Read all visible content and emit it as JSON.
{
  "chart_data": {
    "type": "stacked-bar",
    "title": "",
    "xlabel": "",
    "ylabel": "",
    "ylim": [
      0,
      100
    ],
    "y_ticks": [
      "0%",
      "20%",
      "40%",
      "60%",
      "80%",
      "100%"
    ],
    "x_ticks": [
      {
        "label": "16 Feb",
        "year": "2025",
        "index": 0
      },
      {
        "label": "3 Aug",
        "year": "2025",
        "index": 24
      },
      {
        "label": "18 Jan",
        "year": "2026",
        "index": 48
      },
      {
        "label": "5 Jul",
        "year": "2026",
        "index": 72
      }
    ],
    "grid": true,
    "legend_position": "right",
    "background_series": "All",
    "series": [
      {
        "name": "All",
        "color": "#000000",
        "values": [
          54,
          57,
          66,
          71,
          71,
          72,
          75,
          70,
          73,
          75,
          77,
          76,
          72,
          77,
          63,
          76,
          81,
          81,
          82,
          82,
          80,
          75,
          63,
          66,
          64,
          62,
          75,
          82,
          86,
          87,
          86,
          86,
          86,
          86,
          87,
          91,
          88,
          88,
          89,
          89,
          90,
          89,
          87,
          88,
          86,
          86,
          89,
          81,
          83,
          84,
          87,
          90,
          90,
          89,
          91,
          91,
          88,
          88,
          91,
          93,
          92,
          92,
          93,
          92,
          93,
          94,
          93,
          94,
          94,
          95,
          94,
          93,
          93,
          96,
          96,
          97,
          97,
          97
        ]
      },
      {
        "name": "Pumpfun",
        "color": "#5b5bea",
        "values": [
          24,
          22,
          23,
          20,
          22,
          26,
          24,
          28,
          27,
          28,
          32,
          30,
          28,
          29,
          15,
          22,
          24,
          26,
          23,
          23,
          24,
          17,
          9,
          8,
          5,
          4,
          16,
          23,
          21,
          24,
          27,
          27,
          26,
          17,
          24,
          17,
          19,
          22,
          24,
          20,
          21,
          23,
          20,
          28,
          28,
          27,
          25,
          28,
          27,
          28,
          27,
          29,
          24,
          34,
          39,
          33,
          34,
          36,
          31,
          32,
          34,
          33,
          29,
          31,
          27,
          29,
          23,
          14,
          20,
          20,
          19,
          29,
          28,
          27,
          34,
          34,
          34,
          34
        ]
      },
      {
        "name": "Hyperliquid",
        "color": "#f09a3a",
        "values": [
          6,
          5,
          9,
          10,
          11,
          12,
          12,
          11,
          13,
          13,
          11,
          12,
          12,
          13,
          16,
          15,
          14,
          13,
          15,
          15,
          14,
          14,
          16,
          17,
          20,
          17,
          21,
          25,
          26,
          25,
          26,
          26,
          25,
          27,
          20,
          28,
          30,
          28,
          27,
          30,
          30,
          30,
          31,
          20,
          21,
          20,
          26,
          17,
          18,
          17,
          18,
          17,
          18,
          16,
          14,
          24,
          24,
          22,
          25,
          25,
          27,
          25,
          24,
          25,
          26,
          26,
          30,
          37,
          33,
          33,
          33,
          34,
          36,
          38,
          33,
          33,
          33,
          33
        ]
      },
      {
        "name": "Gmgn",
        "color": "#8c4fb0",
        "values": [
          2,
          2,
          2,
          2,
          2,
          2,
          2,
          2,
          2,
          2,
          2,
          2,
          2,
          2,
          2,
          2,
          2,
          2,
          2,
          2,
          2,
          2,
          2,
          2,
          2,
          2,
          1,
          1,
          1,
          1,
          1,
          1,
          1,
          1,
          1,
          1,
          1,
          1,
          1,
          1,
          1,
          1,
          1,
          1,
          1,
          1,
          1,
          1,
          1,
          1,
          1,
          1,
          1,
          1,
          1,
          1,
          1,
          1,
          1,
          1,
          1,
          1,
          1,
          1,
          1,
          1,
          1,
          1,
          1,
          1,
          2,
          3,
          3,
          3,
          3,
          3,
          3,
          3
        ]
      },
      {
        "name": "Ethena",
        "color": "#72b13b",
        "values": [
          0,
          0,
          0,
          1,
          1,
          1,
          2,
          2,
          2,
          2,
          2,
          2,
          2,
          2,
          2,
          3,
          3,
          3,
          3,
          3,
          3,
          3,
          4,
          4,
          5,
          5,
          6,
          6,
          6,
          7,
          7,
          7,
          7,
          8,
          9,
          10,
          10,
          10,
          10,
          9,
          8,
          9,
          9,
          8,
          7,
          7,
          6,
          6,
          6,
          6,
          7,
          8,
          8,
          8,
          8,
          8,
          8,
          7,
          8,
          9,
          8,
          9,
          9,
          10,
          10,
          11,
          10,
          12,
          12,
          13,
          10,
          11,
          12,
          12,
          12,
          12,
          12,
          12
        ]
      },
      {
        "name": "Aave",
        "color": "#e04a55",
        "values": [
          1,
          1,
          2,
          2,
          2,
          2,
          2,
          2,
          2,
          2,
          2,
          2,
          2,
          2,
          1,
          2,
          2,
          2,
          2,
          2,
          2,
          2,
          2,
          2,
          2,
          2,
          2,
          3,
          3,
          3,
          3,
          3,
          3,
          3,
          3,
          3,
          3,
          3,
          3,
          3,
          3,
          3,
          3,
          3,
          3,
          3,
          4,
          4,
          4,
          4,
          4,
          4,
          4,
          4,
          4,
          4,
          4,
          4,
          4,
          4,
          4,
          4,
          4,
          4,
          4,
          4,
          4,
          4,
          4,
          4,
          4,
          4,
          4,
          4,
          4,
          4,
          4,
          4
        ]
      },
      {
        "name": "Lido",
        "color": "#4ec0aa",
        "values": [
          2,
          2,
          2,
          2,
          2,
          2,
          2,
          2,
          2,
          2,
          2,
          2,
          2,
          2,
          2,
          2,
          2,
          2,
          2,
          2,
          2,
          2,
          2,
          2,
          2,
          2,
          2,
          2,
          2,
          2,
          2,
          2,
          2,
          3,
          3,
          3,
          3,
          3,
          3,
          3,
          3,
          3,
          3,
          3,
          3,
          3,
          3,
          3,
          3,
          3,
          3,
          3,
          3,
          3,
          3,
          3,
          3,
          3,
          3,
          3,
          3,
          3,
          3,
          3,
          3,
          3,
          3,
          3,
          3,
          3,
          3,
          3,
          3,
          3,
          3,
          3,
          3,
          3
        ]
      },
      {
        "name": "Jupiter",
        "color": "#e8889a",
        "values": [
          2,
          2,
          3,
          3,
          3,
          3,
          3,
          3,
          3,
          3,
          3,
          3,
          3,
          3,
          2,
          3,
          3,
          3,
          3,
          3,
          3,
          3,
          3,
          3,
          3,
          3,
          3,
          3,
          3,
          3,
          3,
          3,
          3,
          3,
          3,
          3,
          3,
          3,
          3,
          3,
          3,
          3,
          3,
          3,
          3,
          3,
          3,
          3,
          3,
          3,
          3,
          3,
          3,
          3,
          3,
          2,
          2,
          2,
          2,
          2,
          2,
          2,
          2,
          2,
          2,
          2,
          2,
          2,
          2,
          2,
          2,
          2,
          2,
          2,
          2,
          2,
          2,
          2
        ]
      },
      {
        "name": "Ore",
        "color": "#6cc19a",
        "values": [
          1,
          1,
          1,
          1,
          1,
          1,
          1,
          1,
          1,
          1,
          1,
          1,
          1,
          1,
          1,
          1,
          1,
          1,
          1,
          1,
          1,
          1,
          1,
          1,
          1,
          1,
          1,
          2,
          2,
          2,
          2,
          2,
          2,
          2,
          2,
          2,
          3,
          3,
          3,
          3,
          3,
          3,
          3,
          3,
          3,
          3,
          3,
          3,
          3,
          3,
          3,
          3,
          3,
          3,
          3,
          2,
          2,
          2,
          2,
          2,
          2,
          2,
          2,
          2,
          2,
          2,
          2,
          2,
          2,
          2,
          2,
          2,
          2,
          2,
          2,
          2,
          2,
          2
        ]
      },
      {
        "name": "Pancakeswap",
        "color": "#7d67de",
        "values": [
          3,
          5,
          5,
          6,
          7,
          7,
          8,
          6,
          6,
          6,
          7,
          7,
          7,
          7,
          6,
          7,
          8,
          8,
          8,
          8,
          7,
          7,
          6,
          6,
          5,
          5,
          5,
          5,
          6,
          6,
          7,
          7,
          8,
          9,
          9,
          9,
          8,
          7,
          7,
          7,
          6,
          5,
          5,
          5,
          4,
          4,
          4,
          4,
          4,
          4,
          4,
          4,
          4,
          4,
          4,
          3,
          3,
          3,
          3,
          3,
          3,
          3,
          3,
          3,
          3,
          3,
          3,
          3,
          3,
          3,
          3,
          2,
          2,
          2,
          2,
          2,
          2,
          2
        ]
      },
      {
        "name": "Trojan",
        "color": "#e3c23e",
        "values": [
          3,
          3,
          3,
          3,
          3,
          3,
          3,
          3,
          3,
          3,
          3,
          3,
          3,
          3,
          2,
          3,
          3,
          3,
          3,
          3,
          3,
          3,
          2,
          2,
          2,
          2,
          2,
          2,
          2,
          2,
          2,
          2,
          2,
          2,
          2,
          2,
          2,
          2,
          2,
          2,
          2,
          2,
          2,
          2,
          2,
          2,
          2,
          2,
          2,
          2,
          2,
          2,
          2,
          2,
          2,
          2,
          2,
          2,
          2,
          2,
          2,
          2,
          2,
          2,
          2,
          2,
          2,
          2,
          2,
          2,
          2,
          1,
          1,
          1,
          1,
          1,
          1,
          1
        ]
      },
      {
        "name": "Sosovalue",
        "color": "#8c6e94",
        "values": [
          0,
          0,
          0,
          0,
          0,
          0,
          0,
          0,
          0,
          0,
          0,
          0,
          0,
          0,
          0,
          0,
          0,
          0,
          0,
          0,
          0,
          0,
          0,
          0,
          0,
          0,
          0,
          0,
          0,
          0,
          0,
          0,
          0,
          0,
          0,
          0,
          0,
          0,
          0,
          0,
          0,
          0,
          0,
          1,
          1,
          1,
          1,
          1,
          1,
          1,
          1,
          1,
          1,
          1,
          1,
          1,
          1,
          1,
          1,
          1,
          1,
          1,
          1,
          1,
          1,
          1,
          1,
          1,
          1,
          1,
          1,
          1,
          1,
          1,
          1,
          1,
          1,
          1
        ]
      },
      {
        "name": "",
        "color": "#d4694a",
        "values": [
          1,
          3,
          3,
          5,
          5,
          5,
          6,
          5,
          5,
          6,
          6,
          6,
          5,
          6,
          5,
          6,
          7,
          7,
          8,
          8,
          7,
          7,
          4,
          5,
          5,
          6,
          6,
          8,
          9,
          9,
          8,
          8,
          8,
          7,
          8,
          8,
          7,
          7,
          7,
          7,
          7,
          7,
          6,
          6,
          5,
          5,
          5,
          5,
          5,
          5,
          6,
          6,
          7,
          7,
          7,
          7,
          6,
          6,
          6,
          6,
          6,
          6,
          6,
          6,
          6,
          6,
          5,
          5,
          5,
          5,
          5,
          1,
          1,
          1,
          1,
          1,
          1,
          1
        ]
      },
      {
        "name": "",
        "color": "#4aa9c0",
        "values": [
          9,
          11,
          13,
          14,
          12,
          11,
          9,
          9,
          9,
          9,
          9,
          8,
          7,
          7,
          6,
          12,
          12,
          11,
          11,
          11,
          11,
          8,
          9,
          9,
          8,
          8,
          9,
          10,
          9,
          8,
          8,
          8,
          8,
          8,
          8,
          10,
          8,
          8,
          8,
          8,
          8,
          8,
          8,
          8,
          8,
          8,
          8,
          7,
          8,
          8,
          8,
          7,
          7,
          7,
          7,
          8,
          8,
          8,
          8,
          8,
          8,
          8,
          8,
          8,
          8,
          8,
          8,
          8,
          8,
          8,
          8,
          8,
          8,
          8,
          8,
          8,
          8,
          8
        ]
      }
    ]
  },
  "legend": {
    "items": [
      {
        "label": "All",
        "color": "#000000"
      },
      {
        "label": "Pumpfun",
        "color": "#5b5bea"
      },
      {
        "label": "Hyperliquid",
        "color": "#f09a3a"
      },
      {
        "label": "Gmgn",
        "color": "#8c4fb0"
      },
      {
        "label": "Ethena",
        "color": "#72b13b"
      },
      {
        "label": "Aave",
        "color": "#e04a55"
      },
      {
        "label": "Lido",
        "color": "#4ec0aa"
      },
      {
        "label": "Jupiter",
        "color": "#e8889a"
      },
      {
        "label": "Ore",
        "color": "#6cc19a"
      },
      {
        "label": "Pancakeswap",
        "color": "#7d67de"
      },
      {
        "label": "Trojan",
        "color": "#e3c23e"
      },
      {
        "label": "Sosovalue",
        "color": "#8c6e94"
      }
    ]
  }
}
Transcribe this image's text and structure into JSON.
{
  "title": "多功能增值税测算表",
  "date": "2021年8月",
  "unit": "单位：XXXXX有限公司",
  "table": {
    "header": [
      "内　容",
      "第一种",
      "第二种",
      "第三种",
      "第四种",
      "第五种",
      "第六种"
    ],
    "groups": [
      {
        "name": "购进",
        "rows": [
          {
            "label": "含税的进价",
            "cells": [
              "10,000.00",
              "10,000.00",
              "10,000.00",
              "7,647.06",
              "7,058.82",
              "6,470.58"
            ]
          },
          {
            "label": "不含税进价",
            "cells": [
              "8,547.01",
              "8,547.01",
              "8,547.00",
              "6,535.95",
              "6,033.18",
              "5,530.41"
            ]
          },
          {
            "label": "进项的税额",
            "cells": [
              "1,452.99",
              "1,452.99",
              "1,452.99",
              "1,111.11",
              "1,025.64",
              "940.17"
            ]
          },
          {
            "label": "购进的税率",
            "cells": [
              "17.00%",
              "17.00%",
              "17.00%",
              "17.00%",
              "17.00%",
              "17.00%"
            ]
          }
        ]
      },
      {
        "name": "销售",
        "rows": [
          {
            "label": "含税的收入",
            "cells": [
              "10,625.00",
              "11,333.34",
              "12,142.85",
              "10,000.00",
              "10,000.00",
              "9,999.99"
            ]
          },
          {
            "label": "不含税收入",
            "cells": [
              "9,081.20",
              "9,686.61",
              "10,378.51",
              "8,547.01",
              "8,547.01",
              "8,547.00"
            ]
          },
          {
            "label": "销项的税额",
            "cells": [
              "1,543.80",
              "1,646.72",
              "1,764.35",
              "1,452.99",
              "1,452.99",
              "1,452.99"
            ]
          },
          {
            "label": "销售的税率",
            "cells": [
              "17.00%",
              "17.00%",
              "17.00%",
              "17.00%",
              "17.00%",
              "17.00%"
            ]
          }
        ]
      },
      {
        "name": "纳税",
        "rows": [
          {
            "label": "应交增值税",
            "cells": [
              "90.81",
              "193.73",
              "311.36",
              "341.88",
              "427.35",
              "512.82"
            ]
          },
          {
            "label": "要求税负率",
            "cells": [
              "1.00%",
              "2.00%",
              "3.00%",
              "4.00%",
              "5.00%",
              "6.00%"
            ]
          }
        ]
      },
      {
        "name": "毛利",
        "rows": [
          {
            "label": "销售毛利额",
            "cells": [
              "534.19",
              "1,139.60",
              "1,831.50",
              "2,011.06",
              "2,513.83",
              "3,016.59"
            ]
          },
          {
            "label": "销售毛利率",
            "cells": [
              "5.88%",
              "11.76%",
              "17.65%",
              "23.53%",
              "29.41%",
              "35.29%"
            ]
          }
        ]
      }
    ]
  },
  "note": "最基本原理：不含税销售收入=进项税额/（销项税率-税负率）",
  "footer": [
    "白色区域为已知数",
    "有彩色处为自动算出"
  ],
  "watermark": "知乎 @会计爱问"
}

• **Instructions for the task**: Count the lines that include the word "Hyperliquid" and state the result as a bare number.

• **Exercise output**: 2